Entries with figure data

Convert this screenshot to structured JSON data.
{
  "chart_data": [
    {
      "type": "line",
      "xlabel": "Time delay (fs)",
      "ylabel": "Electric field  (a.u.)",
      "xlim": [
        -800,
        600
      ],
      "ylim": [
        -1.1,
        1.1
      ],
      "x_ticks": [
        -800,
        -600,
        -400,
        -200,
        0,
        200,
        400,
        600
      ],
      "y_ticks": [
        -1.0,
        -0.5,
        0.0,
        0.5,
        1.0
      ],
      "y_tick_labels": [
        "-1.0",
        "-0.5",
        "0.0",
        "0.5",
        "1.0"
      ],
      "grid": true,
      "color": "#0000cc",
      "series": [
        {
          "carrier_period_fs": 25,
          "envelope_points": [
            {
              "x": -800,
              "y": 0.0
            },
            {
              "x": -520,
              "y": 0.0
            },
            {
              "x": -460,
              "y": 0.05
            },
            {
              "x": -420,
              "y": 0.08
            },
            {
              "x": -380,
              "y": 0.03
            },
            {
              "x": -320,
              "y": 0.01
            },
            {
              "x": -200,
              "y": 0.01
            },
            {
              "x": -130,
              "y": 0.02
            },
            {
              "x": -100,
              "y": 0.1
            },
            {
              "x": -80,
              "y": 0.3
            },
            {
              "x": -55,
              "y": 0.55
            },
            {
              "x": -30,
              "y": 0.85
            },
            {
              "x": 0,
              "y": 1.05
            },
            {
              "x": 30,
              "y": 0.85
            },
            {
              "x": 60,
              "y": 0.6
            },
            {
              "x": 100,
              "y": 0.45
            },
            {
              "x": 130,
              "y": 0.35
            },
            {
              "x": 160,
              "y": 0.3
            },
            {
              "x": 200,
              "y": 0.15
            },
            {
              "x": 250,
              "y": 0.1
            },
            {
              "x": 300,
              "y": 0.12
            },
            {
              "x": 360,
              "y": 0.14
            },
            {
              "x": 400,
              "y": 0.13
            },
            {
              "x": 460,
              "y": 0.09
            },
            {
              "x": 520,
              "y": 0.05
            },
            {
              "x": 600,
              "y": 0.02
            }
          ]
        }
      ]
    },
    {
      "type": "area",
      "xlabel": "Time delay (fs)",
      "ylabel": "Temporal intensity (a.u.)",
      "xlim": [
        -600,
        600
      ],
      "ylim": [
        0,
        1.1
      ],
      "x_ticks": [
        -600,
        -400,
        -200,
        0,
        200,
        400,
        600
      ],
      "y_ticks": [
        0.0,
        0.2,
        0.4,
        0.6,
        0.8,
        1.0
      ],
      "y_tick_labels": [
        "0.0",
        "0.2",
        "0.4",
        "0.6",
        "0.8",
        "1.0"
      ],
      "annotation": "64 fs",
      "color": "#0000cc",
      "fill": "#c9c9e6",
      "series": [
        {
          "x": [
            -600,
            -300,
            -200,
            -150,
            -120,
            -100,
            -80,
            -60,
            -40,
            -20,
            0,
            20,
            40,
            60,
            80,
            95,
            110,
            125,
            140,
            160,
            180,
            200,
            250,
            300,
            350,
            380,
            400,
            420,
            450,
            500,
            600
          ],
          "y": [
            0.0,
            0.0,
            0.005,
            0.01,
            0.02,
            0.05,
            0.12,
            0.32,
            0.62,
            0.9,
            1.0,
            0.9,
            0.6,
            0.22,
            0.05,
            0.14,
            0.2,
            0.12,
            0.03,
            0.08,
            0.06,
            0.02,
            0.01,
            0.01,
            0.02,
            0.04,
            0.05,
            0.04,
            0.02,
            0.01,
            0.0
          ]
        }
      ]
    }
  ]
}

GIVEN REQUEST
Copy out the full material exactly as it appears.

ANSWER BELOW
Convert this screenshot to structured JSON data.
{
  "chart_data": [
    {
      "type": "line",
      "xlabel": "Time delay (fs)",
      "ylabel": "Electric field  (a.u.)",
      "xlim": [
        -800,
        600
      ],
      "ylim": [
        -1.1,
        1.1
      ],
      "x_ticks": [
        -800,
        -600,
        -400,
        -200,
        0,
        200,
        400,
        600
      ],
      "y_ticks": [
        -1.0,
        -0.5,
        0.0,
        0.5,
        1.0
      ],
      "y_tick_labels": [
        "-1.0",
        "-0.5",
        "0.0",
        "0.5",
        "1.0"
      ],
      "grid": true,
      "color": "#0000cc",
      "series": [
        {
          "carrier_period_fs": 25,
          "envelope_points": [
            {
              "x": -800,
              "y": 0.0
            },
            {
              "x": -520,
              "y": 0.0
            },
            {
              "x": -460,
              "y": 0.05
            },
            {
              "x": -420,
              "y": 0.08
            },
            {
              "x": -380,
              "y": 0.03
            },
            {
              "x": -320,
              "y": 0.01
            },
            {
              "x": -200,
              "y": 0.01
            },
            {
              "x": -130,
              "y": 0.02
            },
            {
              "x": -100,
              "y": 0.1
            },
            {
              "x": -80,
              "y": 0.3
            },
            {
              "x": -55,
              "y": 0.55
            },
            {
              "x": -30,
              "y": 0.85
            },
            {
              "x": 0,
              "y": 1.05
            },
            {
              "x": 30,
              "y": 0.85
            },
            {
              "x": 60,
              "y": 0.6
            },
            {
              "x": 100,
              "y": 0.45
            },
            {
              "x": 130,
              "y": 0.35
            },
            {
              "x": 160,
              "y": 0.3
            },
            {
              "x": 200,
              "y": 0.15
            },
            {
              "x": 250,
              "y": 0.1
            },
            {
              "x": 300,
              "y": 0.12
            },
            {
              "x": 360,
              "y": 0.14
            },
            {
              "x": 400,
              "y": 0.13
            },
            {
              "x": 460,
              "y": 0.09
            },
            {
              "x": 520,
              "y": 0.05
            },
            {
              "x": 600,
              "y": 0.02
            }
          ]
        }
      ]
    },
    {
      "type": "area",
      "xlabel": "Time delay (fs)",
      "ylabel": "Temporal intensity (a.u.)",
      "xlim": [
        -600,
        600
      ],
      "ylim": [
        0,
        1.1
      ],
      "x_ticks": [
        -600,
        -400,
        -200,
        0,
        200,
        400,
        600
      ],
      "y_ticks": [
        0.0,
        0.2,
        0.4,
        0.6,
        0.8,
        1.0
      ],
      "y_tick_labels": [
        "0.0",
        "0.2",
        "0.4",
        "0.6",
        "0.8",
        "1.0"
      ],
      "annotation": "64 fs",
      "color": "#0000cc",
      "fill": "#c9c9e6",
      "series": [
        {
          "x": [
            -600,
            -300,
            -200,
            -150,
            -120,
            -100,
            -80,
            -60,
            -40,
            -20,
            0,
            20,
            40,
            60,
            80,
            95,
            110,
            125,
            140,
            160,
            180,
            200,
            250,
            300,
            350,
            380,
            400,
            420,
            450,
            500,
            600
          ],
          "y": [
            0.0,
            0.0,
            0.005,
            0.01,
            0.02,
            0.05,
            0.12,
            0.32,
            0.62,
            0.9,
            1.0,
            0.9,
            0.6,
            0.22,
            0.05,
            0.14,
            0.2,
            0.12,
            0.03,
            0.08,
            0.06,
            0.02,
            0.01,
            0.01,
            0.02,
            0.04,
            0.05,
            0.04,
            0.02,
            0.01,
            0.0
          ]
        }
      ]
    }
  ]
}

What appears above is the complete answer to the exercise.